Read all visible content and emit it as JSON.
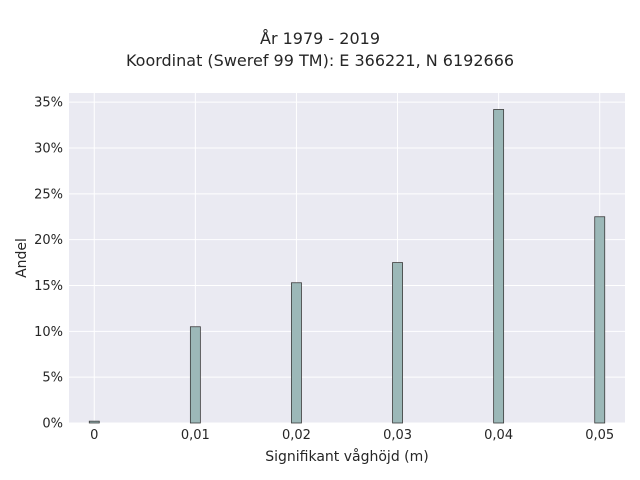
{
  "chart_data": {
    "type": "bar",
    "title": "År 1979 - 2019",
    "subtitle": "Koordinat (Sweref 99 TM): E 366221, N 6192666",
    "xlabel": "Signifikant våghöjd (m)",
    "ylabel": "Andel",
    "x": [
      0,
      0.01,
      0.02,
      0.03,
      0.04,
      0.05
    ],
    "values": [
      0.2,
      10.5,
      15.3,
      17.5,
      34.2,
      22.5
    ],
    "xlim": [
      -0.0025,
      0.0525
    ],
    "ylim": [
      0,
      36
    ],
    "xticks": [
      0,
      0.01,
      0.02,
      0.03,
      0.04,
      0.05
    ],
    "xtick_labels": [
      "0",
      "0,01",
      "0,02",
      "0,03",
      "0,04",
      "0,05"
    ],
    "yticks": [
      0,
      5,
      10,
      15,
      20,
      25,
      30,
      35
    ],
    "ytick_labels": [
      "0%",
      "5%",
      "10%",
      "15%",
      "20%",
      "25%",
      "30%",
      "35%"
    ],
    "grid": true,
    "colors": {
      "bar": "#9cb8b8",
      "edge": "#3a3a3a",
      "background": "#eaeaf2",
      "grid": "#ffffff"
    }
  }
}
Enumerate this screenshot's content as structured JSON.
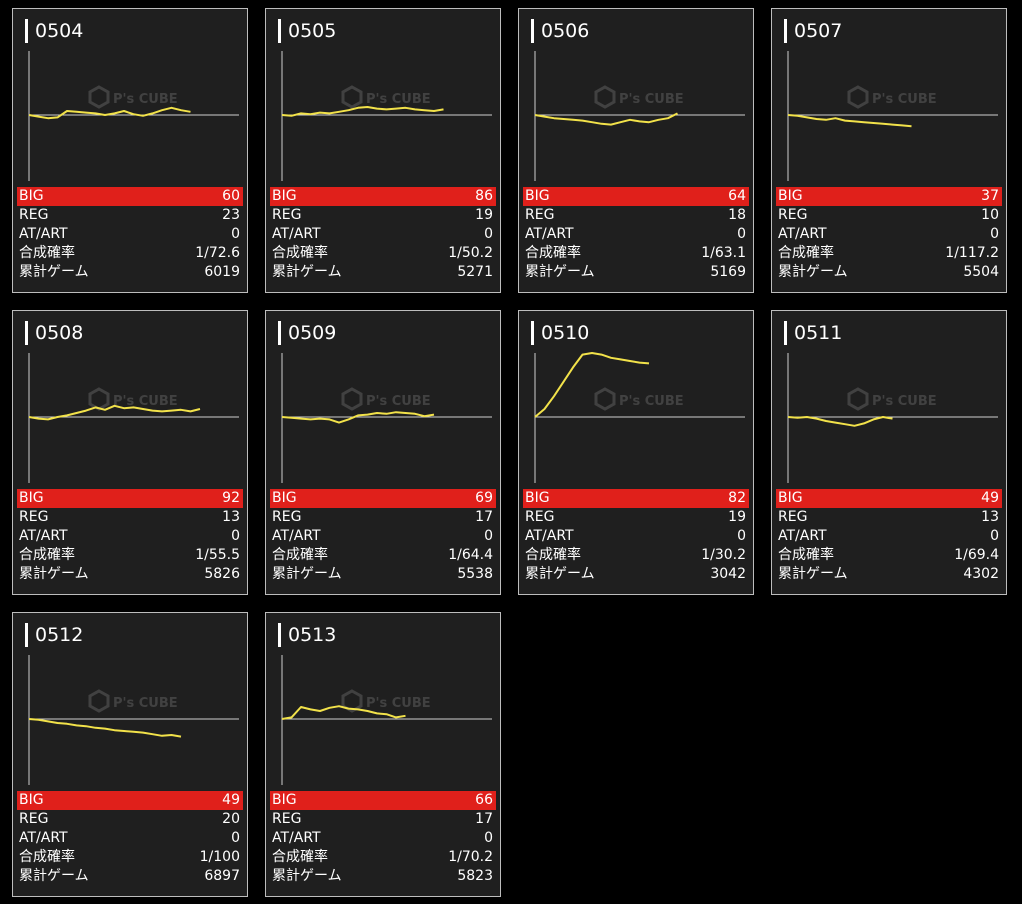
{
  "chart_data": [
    {
      "type": "line",
      "title": "0504",
      "x": [
        0,
        1,
        2,
        3,
        4,
        5,
        6,
        7,
        8,
        9,
        10,
        11,
        12,
        13,
        14,
        15,
        16,
        17
      ],
      "values": [
        0,
        -2,
        -4,
        -3,
        5,
        4,
        3,
        2,
        0,
        2,
        5,
        1,
        -1,
        2,
        6,
        9,
        6,
        4
      ]
    },
    {
      "type": "line",
      "title": "0505",
      "x": [
        0,
        1,
        2,
        3,
        4,
        5,
        6,
        7,
        8,
        9,
        10,
        11,
        12,
        13,
        14,
        15,
        16,
        17
      ],
      "values": [
        0,
        -1,
        2,
        1,
        3,
        2,
        4,
        6,
        9,
        10,
        8,
        7,
        8,
        9,
        7,
        6,
        5,
        7
      ]
    },
    {
      "type": "line",
      "title": "0506",
      "x": [
        0,
        1,
        2,
        3,
        4,
        5,
        6,
        7,
        8,
        9,
        10,
        11,
        12,
        13,
        14,
        15
      ],
      "values": [
        0,
        -2,
        -4,
        -5,
        -6,
        -7,
        -9,
        -11,
        -12,
        -9,
        -6,
        -8,
        -9,
        -6,
        -4,
        2
      ]
    },
    {
      "type": "line",
      "title": "0507",
      "x": [
        0,
        1,
        2,
        3,
        4,
        5,
        6,
        7,
        8,
        9,
        10,
        11,
        12,
        13
      ],
      "values": [
        0,
        -1,
        -3,
        -5,
        -6,
        -4,
        -7,
        -8,
        -9,
        -10,
        -11,
        -12,
        -13,
        -14
      ]
    },
    {
      "type": "line",
      "title": "0508",
      "x": [
        0,
        1,
        2,
        3,
        4,
        5,
        6,
        7,
        8,
        9,
        10,
        11,
        12,
        13,
        14,
        15,
        16,
        17,
        18
      ],
      "values": [
        0,
        -2,
        -3,
        0,
        2,
        5,
        8,
        12,
        9,
        14,
        11,
        12,
        10,
        8,
        7,
        8,
        9,
        7,
        10
      ]
    },
    {
      "type": "line",
      "title": "0509",
      "x": [
        0,
        1,
        2,
        3,
        4,
        5,
        6,
        7,
        8,
        9,
        10,
        11,
        12,
        13,
        14,
        15,
        16
      ],
      "values": [
        0,
        -1,
        -2,
        -3,
        -2,
        -3,
        -7,
        -3,
        2,
        3,
        5,
        4,
        6,
        5,
        4,
        1,
        3
      ]
    },
    {
      "type": "line",
      "title": "0510",
      "x": [
        0,
        1,
        2,
        3,
        4,
        5,
        6,
        7,
        8,
        9,
        10,
        11,
        12
      ],
      "values": [
        0,
        10,
        26,
        44,
        62,
        78,
        80,
        78,
        74,
        72,
        70,
        68,
        67
      ]
    },
    {
      "type": "line",
      "title": "0511",
      "x": [
        0,
        1,
        2,
        3,
        4,
        5,
        6,
        7,
        8,
        9,
        10,
        11
      ],
      "values": [
        0,
        -1,
        0,
        -2,
        -5,
        -7,
        -9,
        -11,
        -8,
        -3,
        0,
        -2
      ]
    },
    {
      "type": "line",
      "title": "0512",
      "x": [
        0,
        1,
        2,
        3,
        4,
        5,
        6,
        7,
        8,
        9,
        10,
        11,
        12,
        13,
        14,
        15,
        16
      ],
      "values": [
        0,
        -1,
        -3,
        -5,
        -6,
        -8,
        -9,
        -11,
        -12,
        -14,
        -15,
        -16,
        -17,
        -19,
        -21,
        -20,
        -22
      ]
    },
    {
      "type": "line",
      "title": "0513",
      "x": [
        0,
        1,
        2,
        3,
        4,
        5,
        6,
        7,
        8,
        9,
        10,
        11,
        12,
        13
      ],
      "values": [
        0,
        2,
        15,
        12,
        10,
        14,
        16,
        13,
        12,
        10,
        7,
        6,
        2,
        4
      ]
    }
  ],
  "machines": [
    {
      "id": "0504",
      "big": "60",
      "reg": "23",
      "atart": "0",
      "prob": "1/72.6",
      "games": "6019"
    },
    {
      "id": "0505",
      "big": "86",
      "reg": "19",
      "atart": "0",
      "prob": "1/50.2",
      "games": "5271"
    },
    {
      "id": "0506",
      "big": "64",
      "reg": "18",
      "atart": "0",
      "prob": "1/63.1",
      "games": "5169"
    },
    {
      "id": "0507",
      "big": "37",
      "reg": "10",
      "atart": "0",
      "prob": "1/117.2",
      "games": "5504"
    },
    {
      "id": "0508",
      "big": "92",
      "reg": "13",
      "atart": "0",
      "prob": "1/55.5",
      "games": "5826"
    },
    {
      "id": "0509",
      "big": "69",
      "reg": "17",
      "atart": "0",
      "prob": "1/64.4",
      "games": "5538"
    },
    {
      "id": "0510",
      "big": "82",
      "reg": "19",
      "atart": "0",
      "prob": "1/30.2",
      "games": "3042"
    },
    {
      "id": "0511",
      "big": "49",
      "reg": "13",
      "atart": "0",
      "prob": "1/69.4",
      "games": "4302"
    },
    {
      "id": "0512",
      "big": "49",
      "reg": "20",
      "atart": "0",
      "prob": "1/100",
      "games": "6897"
    },
    {
      "id": "0513",
      "big": "66",
      "reg": "17",
      "atart": "0",
      "prob": "1/70.2",
      "games": "5823"
    }
  ],
  "labels": {
    "big": "BIG",
    "reg": "REG",
    "atart": "AT/ART",
    "prob": "合成確率",
    "games": "累計ゲーム"
  },
  "watermark": {
    "brand": "P's CUBE"
  },
  "colors": {
    "line": "#f2e24a",
    "big_bg": "#e0201b",
    "card_bg": "#1f1f1f",
    "axis": "#cfcfcf"
  }
}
----
### Exercise description
Search the preceding listing for the word "prob" and pull out every line that holds it.

### Solved exercise
      "prob": "1/72.6",
      "prob": "1/50.2",
      "prob": "1/63.1",
      "prob": "1/117.2",
      "prob": "1/55.5",
      "prob": "1/64.4",
      "prob": "1/30.2",
      "prob": "1/69.4",
      "prob": "1/100",
      "prob": "1/70.2",
    "prob": "合成確率",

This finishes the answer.